--- What the task requires ---
Reproduce the data below in full and exclude every picture.

Records contained in a dataset
%%

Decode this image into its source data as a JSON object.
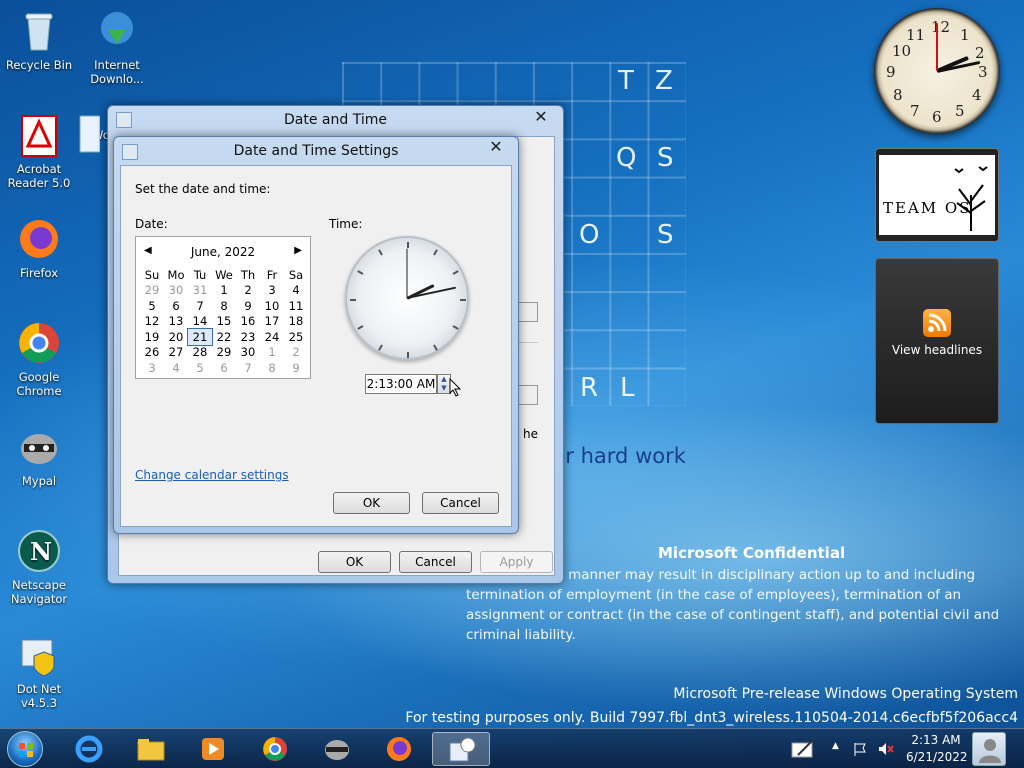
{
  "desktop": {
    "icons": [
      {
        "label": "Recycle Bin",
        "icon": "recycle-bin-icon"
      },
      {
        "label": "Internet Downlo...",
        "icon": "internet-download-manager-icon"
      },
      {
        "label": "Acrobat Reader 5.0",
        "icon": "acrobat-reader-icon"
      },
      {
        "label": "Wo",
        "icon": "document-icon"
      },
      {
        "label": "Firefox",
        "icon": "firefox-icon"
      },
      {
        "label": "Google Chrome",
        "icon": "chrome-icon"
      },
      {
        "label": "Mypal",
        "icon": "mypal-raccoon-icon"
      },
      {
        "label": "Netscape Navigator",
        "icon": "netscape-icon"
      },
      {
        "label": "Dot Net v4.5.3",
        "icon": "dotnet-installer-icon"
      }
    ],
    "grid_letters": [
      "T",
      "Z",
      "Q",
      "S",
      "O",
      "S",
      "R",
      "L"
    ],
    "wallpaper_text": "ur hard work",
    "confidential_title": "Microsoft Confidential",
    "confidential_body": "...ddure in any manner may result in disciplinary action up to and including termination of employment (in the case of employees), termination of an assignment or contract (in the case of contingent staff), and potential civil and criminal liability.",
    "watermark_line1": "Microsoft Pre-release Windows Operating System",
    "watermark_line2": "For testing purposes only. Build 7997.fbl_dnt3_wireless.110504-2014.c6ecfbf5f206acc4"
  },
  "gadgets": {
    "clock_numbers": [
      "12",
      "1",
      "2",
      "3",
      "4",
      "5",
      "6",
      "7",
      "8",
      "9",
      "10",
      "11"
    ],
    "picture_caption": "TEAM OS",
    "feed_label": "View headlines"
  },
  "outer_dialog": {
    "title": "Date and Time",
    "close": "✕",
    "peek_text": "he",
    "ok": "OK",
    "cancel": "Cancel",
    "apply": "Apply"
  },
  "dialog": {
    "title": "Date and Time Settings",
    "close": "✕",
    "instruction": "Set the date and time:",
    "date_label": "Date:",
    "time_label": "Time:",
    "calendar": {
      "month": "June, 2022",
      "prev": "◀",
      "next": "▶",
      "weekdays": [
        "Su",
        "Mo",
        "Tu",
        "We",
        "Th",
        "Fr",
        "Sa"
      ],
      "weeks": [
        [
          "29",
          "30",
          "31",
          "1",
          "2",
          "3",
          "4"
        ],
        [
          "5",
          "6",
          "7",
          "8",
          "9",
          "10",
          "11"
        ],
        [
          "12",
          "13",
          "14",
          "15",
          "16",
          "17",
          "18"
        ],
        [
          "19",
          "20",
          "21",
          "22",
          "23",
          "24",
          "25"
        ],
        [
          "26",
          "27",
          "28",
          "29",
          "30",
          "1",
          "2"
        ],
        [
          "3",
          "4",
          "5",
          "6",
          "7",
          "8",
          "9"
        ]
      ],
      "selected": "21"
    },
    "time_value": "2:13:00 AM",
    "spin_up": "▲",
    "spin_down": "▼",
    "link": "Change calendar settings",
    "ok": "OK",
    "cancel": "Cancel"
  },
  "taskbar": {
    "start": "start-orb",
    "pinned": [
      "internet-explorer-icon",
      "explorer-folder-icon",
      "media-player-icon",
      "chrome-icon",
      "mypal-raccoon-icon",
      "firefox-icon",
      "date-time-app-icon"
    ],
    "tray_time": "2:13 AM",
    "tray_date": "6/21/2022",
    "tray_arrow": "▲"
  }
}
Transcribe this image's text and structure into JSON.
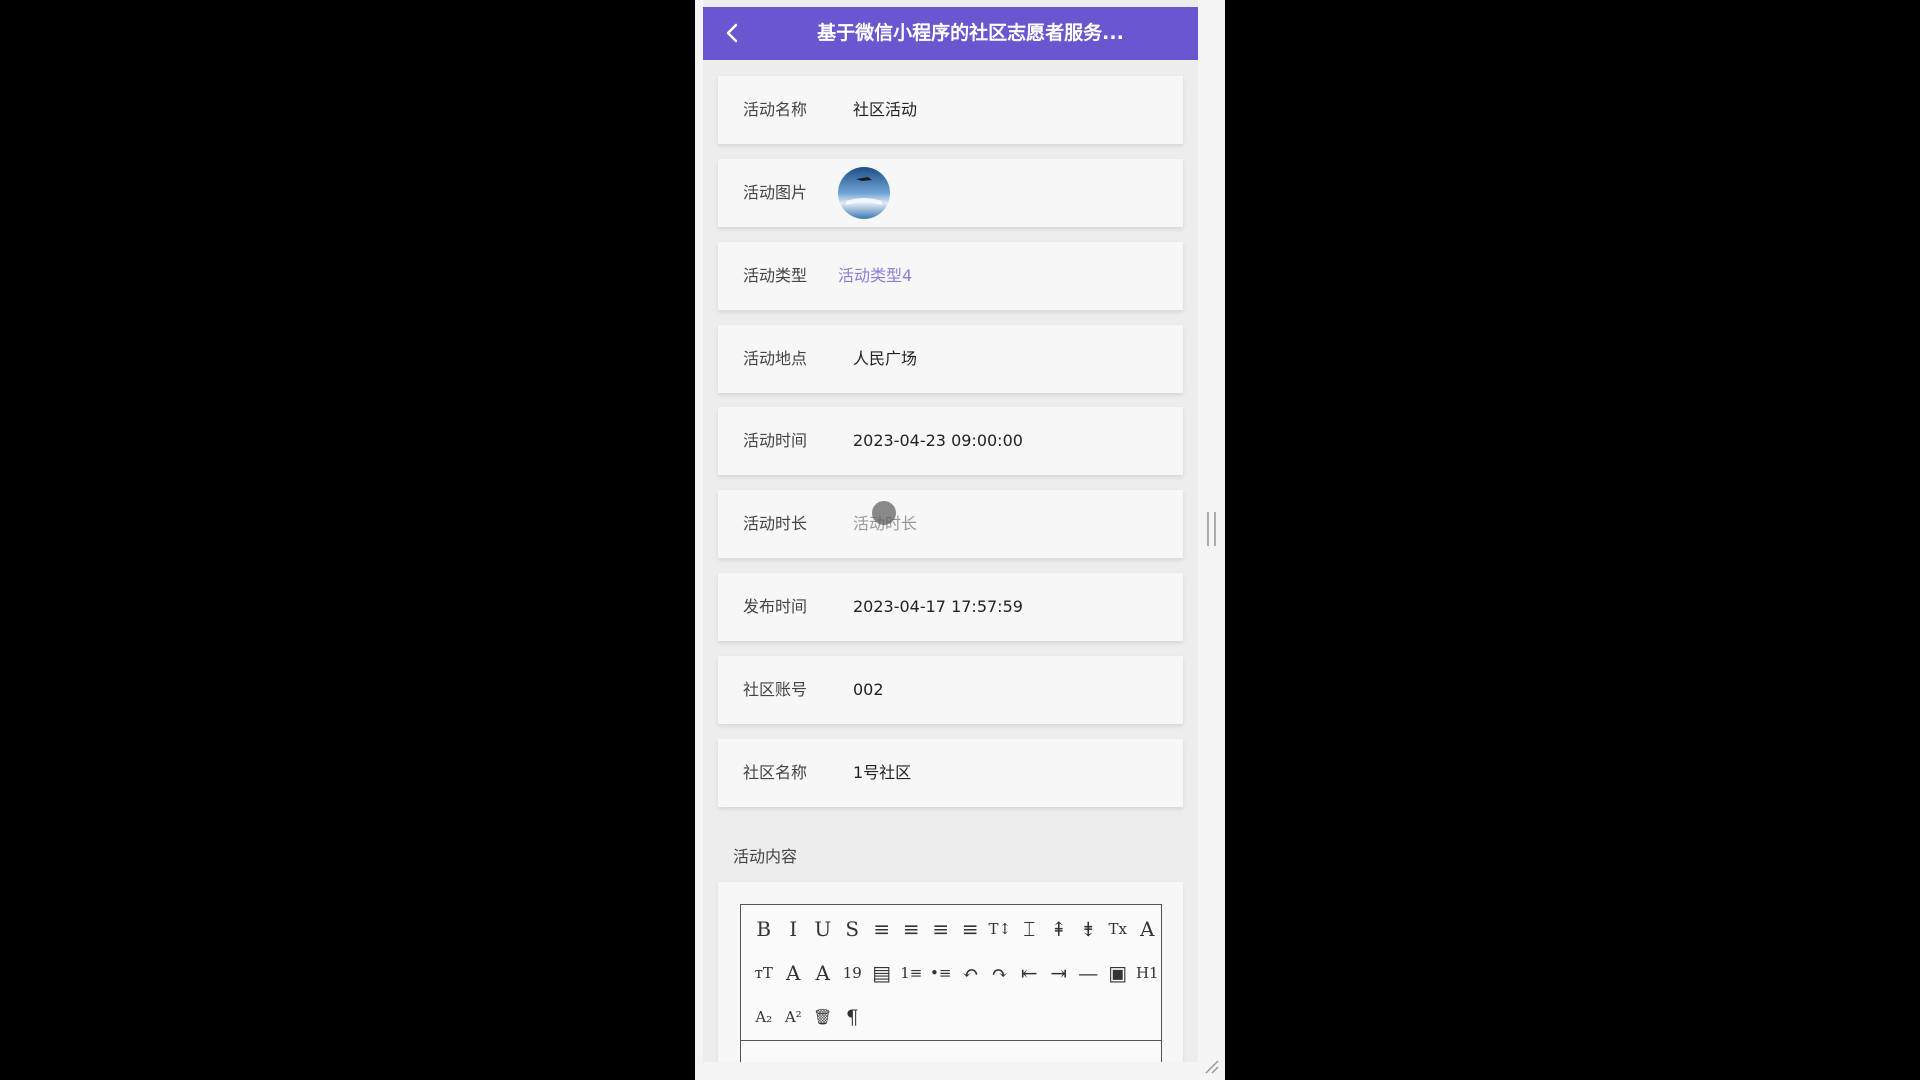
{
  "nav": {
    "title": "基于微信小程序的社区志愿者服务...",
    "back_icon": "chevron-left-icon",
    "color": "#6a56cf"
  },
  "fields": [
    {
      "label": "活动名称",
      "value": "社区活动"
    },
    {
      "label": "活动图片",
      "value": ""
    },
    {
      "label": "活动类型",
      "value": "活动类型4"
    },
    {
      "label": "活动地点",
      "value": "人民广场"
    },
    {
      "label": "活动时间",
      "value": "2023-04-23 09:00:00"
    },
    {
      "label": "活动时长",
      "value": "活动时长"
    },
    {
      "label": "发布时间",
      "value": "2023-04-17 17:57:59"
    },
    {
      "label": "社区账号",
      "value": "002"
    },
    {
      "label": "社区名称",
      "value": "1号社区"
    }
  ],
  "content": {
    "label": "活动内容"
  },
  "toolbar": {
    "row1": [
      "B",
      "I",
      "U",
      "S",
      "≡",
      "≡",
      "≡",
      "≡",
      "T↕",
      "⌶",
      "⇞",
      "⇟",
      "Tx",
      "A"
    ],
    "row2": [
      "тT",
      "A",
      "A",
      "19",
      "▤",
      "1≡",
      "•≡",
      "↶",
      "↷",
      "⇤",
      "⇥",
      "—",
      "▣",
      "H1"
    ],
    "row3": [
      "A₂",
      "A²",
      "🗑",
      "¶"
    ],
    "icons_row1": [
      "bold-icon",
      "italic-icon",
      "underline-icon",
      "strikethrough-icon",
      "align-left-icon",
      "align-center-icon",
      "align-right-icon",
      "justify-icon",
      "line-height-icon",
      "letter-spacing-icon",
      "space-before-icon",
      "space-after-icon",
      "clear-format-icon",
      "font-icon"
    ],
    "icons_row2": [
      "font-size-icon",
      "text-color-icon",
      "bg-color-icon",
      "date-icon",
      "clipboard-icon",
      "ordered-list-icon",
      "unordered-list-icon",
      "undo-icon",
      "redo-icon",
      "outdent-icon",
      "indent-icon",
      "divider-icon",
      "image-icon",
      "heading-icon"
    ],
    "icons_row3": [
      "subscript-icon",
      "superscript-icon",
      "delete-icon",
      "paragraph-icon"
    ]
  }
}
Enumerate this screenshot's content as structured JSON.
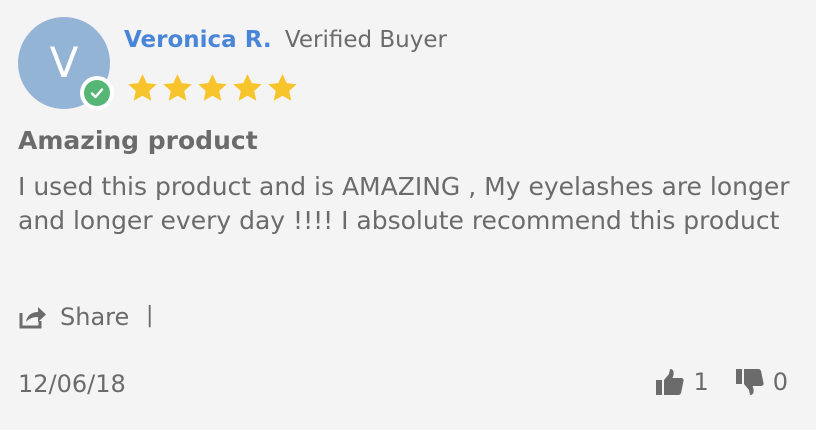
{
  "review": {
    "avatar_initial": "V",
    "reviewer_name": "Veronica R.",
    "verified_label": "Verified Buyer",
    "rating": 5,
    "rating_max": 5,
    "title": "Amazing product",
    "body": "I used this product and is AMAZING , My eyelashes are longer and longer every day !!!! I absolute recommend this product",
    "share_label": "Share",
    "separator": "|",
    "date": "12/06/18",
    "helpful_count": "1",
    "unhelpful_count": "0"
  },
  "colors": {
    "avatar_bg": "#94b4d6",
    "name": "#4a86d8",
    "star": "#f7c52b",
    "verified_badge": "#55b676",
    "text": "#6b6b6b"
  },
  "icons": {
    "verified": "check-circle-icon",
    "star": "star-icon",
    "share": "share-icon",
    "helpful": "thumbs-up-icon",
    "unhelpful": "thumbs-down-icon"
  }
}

%%

--- The solution ---
Decode this image into its source data as a JSON object.
{
  "desktop": {
    "icons": [
      {
        "label": "Recycle Bin",
        "icon": "recycle-bin-icon"
      },
      {
        "label": "Internet Downlo...",
        "icon": "internet-download-manager-icon"
      },
      {
        "label": "Acrobat Reader 5.0",
        "icon": "acrobat-reader-icon"
      },
      {
        "label": "Wo",
        "icon": "document-icon"
      },
      {
        "label": "Firefox",
        "icon": "firefox-icon"
      },
      {
        "label": "Google Chrome",
        "icon": "chrome-icon"
      },
      {
        "label": "Mypal",
        "icon": "mypal-raccoon-icon"
      },
      {
        "label": "Netscape Navigator",
        "icon": "netscape-icon"
      },
      {
        "label": "Dot Net v4.5.3",
        "icon": "dotnet-installer-icon"
      }
    ],
    "grid_letters": [
      "T",
      "Z",
      "Q",
      "S",
      "O",
      "S",
      "R",
      "L"
    ],
    "wallpaper_text": "ur hard work",
    "confidential_title": "Microsoft Confidential",
    "confidential_body": "...ddure in any manner may result in disciplinary action up to and including termination of employment (in the case of employees), termination of an assignment or contract (in the case of contingent staff), and potential civil and criminal liability.",
    "watermark_line1": "Microsoft Pre-release Windows Operating System",
    "watermark_line2": "For testing purposes only. Build 7997.fbl_dnt3_wireless.110504-2014.c6ecfbf5f206acc4"
  },
  "gadgets": {
    "clock_numbers": [
      "12",
      "1",
      "2",
      "3",
      "4",
      "5",
      "6",
      "7",
      "8",
      "9",
      "10",
      "11"
    ],
    "picture_caption": "TEAM OS",
    "feed_label": "View headlines"
  },
  "outer_dialog": {
    "title": "Date and Time",
    "close": "✕",
    "peek_text": "he",
    "ok": "OK",
    "cancel": "Cancel",
    "apply": "Apply"
  },
  "dialog": {
    "title": "Date and Time Settings",
    "close": "✕",
    "instruction": "Set the date and time:",
    "date_label": "Date:",
    "time_label": "Time:",
    "calendar": {
      "month": "June, 2022",
      "prev": "◀",
      "next": "▶",
      "weekdays": [
        "Su",
        "Mo",
        "Tu",
        "We",
        "Th",
        "Fr",
        "Sa"
      ],
      "weeks": [
        [
          "29",
          "30",
          "31",
          "1",
          "2",
          "3",
          "4"
        ],
        [
          "5",
          "6",
          "7",
          "8",
          "9",
          "10",
          "11"
        ],
        [
          "12",
          "13",
          "14",
          "15",
          "16",
          "17",
          "18"
        ],
        [
          "19",
          "20",
          "21",
          "22",
          "23",
          "24",
          "25"
        ],
        [
          "26",
          "27",
          "28",
          "29",
          "30",
          "1",
          "2"
        ],
        [
          "3",
          "4",
          "5",
          "6",
          "7",
          "8",
          "9"
        ]
      ],
      "selected": "21"
    },
    "time_value": "2:13:00 AM",
    "spin_up": "▲",
    "spin_down": "▼",
    "link": "Change calendar settings",
    "ok": "OK",
    "cancel": "Cancel"
  },
  "taskbar": {
    "start": "start-orb",
    "pinned": [
      "internet-explorer-icon",
      "explorer-folder-icon",
      "media-player-icon",
      "chrome-icon",
      "mypal-raccoon-icon",
      "firefox-icon",
      "date-time-app-icon"
    ],
    "tray_time": "2:13 AM",
    "tray_date": "6/21/2022",
    "tray_arrow": "▲"
  }
}
Transcribe this image's text and structure into JSON.
{
  "nav": {
    "title": "基于微信小程序的社区志愿者服务...",
    "back_icon": "chevron-left-icon",
    "color": "#6a56cf"
  },
  "fields": [
    {
      "label": "活动名称",
      "value": "社区活动"
    },
    {
      "label": "活动图片",
      "value": ""
    },
    {
      "label": "活动类型",
      "value": "活动类型4"
    },
    {
      "label": "活动地点",
      "value": "人民广场"
    },
    {
      "label": "活动时间",
      "value": "2023-04-23 09:00:00"
    },
    {
      "label": "活动时长",
      "value": "活动时长"
    },
    {
      "label": "发布时间",
      "value": "2023-04-17 17:57:59"
    },
    {
      "label": "社区账号",
      "value": "002"
    },
    {
      "label": "社区名称",
      "value": "1号社区"
    }
  ],
  "content": {
    "label": "活动内容"
  },
  "toolbar": {
    "row1": [
      "B",
      "I",
      "U",
      "S",
      "≡",
      "≡",
      "≡",
      "≡",
      "T↕",
      "⌶",
      "⇞",
      "⇟",
      "Tx",
      "A"
    ],
    "row2": [
      "тT",
      "A",
      "A",
      "19",
      "▤",
      "1≡",
      "•≡",
      "↶",
      "↷",
      "⇤",
      "⇥",
      "—",
      "▣",
      "H1"
    ],
    "row3": [
      "A₂",
      "A²",
      "🗑",
      "¶"
    ],
    "icons_row1": [
      "bold-icon",
      "italic-icon",
      "underline-icon",
      "strikethrough-icon",
      "align-left-icon",
      "align-center-icon",
      "align-right-icon",
      "justify-icon",
      "line-height-icon",
      "letter-spacing-icon",
      "space-before-icon",
      "space-after-icon",
      "clear-format-icon",
      "font-icon"
    ],
    "icons_row2": [
      "font-size-icon",
      "text-color-icon",
      "bg-color-icon",
      "date-icon",
      "clipboard-icon",
      "ordered-list-icon",
      "unordered-list-icon",
      "undo-icon",
      "redo-icon",
      "outdent-icon",
      "indent-icon",
      "divider-icon",
      "image-icon",
      "heading-icon"
    ],
    "icons_row3": [
      "subscript-icon",
      "superscript-icon",
      "delete-icon",
      "paragraph-icon"
    ]
  }
}
Enumerate this screenshot's content as structured JSON.
{
  "review": {
    "avatar_initial": "V",
    "reviewer_name": "Veronica R.",
    "verified_label": "Verified Buyer",
    "rating": 5,
    "rating_max": 5,
    "title": "Amazing product",
    "body": "I used this product and is AMAZING , My eyelashes are longer and longer every day !!!! I absolute recommend this product",
    "share_label": "Share",
    "separator": "|",
    "date": "12/06/18",
    "helpful_count": "1",
    "unhelpful_count": "0"
  },
  "colors": {
    "avatar_bg": "#94b4d6",
    "name": "#4a86d8",
    "star": "#f7c52b",
    "verified_badge": "#55b676",
    "text": "#6b6b6b"
  },
  "icons": {
    "verified": "check-circle-icon",
    "star": "star-icon",
    "share": "share-icon",
    "helpful": "thumbs-up-icon",
    "unhelpful": "thumbs-down-icon"
  }
}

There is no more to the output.